Aim of the task
Copy out all the lines where "this" shows up.

Input data
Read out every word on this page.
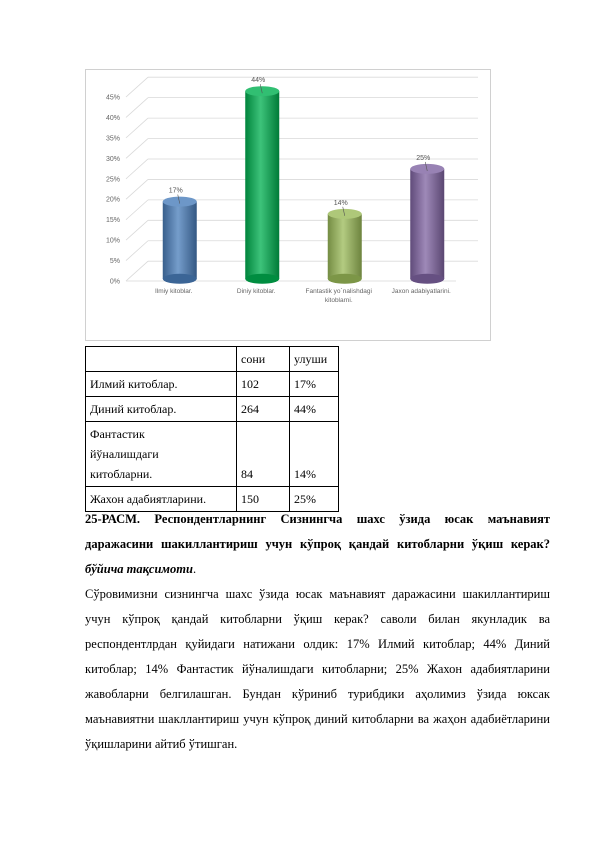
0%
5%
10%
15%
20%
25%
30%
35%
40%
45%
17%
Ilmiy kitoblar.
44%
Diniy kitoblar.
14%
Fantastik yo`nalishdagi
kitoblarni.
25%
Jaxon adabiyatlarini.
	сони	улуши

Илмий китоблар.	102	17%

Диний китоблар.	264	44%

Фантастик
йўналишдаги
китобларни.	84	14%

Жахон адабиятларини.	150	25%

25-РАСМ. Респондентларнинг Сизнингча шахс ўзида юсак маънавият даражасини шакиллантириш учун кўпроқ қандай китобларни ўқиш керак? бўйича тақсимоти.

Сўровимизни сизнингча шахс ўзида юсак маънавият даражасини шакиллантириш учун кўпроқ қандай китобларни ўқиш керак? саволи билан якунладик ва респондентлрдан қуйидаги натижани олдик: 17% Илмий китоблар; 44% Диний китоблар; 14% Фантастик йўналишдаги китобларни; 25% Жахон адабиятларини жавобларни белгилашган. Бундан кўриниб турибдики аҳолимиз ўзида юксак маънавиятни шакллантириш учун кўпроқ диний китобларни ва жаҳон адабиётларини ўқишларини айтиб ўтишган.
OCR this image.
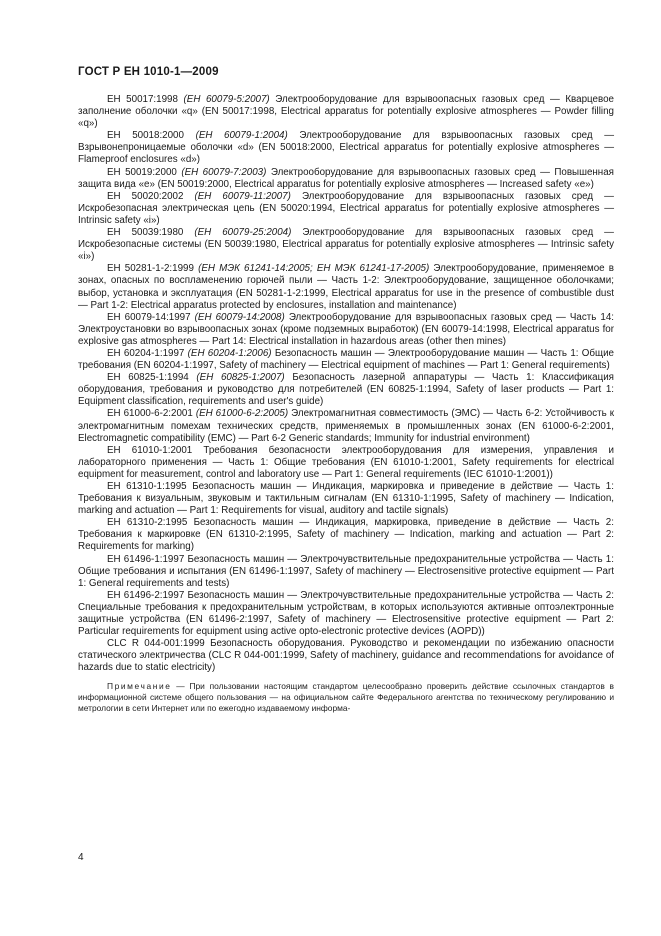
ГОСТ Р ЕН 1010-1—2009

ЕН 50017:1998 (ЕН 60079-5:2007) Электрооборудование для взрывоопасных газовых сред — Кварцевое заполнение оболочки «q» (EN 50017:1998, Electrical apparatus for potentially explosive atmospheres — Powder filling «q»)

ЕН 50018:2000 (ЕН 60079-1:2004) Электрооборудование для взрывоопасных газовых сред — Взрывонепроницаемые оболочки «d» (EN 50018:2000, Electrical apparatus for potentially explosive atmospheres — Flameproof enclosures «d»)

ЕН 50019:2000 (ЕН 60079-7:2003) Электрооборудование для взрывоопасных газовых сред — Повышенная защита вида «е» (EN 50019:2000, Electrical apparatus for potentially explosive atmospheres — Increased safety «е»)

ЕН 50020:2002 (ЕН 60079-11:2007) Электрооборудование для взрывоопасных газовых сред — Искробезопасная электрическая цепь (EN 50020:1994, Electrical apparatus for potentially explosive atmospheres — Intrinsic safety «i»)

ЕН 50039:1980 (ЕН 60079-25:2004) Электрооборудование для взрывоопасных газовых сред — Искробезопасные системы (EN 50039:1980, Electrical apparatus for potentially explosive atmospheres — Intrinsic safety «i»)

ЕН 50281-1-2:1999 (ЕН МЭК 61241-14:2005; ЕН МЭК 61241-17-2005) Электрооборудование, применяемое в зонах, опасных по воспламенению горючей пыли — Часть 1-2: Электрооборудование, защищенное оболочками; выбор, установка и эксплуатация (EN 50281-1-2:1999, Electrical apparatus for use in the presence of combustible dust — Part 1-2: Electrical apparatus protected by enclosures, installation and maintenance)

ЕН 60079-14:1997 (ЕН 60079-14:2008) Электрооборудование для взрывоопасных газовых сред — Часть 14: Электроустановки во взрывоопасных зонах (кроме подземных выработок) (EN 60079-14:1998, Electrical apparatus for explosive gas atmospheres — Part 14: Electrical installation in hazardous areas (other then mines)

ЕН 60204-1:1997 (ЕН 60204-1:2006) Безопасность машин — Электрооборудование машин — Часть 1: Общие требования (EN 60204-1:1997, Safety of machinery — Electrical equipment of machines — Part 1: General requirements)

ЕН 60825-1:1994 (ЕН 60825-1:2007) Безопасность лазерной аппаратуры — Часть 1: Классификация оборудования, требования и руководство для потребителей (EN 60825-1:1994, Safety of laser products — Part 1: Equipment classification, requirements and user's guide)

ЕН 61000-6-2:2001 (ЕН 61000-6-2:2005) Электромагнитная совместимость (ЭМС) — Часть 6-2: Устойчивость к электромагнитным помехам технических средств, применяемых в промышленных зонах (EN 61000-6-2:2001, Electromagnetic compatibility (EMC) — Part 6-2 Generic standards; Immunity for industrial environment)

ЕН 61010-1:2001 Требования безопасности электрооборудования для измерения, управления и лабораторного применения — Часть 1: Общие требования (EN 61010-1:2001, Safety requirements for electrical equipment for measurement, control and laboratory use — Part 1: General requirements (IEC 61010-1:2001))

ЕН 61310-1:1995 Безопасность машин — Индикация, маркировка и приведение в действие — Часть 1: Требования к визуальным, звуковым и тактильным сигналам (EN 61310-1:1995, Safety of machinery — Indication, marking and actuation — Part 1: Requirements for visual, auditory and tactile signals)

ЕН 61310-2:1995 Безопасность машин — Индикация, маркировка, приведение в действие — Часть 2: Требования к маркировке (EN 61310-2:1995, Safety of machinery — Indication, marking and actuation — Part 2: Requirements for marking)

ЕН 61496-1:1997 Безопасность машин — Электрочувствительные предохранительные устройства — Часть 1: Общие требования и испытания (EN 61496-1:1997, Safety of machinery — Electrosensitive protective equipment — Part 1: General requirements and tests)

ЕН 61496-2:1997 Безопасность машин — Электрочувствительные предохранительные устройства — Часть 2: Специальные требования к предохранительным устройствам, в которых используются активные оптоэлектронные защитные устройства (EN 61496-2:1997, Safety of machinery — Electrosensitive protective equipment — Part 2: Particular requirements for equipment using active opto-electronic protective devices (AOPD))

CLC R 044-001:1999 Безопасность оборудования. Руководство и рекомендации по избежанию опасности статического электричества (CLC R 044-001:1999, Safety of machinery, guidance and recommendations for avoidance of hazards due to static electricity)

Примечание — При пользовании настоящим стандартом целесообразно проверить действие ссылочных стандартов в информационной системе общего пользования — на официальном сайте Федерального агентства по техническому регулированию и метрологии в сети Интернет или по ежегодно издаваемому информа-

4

Reply
Read out every word on this page.
OCR this image.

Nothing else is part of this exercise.